──────── Teks Sumber ────────

HUKUM PERKAWINAN DAN HARTA PERKAWINAN
A.
Arti Dan Tujuan Perkawinan Dalam
Hukum Adat
Perkawinan, di dalam hukum adat menurut Ter Haar merupakan
kepentingan urusan kerabat, urusan keluarga, urusan masyarakat, urusan derajad dan
urusan pribadi diantara satu dengan yang lainnya di dalam hubungan yang
beraneka ragam.
Dalam lingkungan masyarakat kerabat, perkawinan merupakan syarat
untuk meneruskan silsilah, sehingga perkawinan adalah urusan keluarga.
Perkawinan menjadi urusan keluarga, apabila dalam adat kerabat tidak merupakan
pusat nilai masyarakat hukum, melainkan keluargalah yang berperan pokok disini
dalam kehidupan hukum.

────────

**Tugas yang Diberikan 1**
Kembalikan seluruh bagian teks tentang perkawinan dalam hukum adat, mulai dari "Arti Dan Tujuan" hingga "adalah urusan keluarga.", tanpa perubahan apa pun.
**Tugas yang Diberikan 2**
Sebutkan semua jenis urusan yang, menurut Ter Haar dalam teks tentang perkawinan dalam hukum adat, menjadi kepentingan perkawinan.
**Tugas yang Diberikan 3**
Menurut teks tentang perkawinan dalam hukum adat, perkawinan merupakan syarat untuk apa dalam lingkungan masyarakat kerabat?

──────── Entri Data ────────

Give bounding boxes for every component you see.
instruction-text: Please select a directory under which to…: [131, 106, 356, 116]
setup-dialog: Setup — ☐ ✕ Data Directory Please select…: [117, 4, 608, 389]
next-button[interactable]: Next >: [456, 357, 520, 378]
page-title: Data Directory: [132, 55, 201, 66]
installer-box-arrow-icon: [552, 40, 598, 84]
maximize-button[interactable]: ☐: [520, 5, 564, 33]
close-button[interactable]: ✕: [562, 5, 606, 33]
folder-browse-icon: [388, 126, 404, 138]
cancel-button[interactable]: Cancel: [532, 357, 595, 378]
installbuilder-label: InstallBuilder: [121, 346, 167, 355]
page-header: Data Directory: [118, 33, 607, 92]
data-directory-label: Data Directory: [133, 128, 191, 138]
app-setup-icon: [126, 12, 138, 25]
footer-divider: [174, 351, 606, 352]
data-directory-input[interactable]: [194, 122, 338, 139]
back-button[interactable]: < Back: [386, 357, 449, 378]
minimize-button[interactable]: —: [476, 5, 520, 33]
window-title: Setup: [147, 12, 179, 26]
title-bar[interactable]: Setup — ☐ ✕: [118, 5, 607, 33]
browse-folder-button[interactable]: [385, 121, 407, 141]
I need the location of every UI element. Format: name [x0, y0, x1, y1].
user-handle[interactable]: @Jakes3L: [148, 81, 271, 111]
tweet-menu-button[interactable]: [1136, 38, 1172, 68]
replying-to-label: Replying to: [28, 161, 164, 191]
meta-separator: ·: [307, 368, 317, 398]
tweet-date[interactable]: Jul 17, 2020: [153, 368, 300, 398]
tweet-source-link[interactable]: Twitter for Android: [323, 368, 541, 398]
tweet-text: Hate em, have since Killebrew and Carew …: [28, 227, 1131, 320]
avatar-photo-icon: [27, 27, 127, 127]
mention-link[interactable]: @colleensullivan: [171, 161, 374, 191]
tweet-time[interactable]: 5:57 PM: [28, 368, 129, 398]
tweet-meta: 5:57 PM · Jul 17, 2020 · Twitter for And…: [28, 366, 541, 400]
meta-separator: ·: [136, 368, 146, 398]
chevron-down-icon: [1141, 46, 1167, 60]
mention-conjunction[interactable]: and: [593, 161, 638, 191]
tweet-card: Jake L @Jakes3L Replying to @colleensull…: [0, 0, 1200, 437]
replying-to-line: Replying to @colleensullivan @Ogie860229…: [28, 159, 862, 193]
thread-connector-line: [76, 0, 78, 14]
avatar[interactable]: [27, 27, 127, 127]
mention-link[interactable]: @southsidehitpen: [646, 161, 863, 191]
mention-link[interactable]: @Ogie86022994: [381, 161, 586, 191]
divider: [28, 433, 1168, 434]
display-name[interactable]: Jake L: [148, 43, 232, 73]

────────

**Penyelesaian Tugas 1**
Arti Dan Tujuan Perkawinan Dalam
Hukum Adat
Perkawinan, di dalam hukum adat menurut Ter Haar merupakan
kepentingan urusan kerabat, urusan keluarga, urusan masyarakat, urusan derajad dan
urusan pribadi diantara satu dengan yang lainnya di dalam hubungan yang
beraneka ragam.
Dalam lingkungan masyarakat kerabat, perkawinan merupakan syarat
untuk meneruskan silsilah, sehingga perkawinan adalah urusan keluarga.

**Penyelesaian Tugas 2**
Urusan kerabat, urusan keluarga, urusan masyarakat, urusan derajad, dan urusan pribadi.

**Penyelesaian Tugas 3**
Untuk meneruskan silsilah.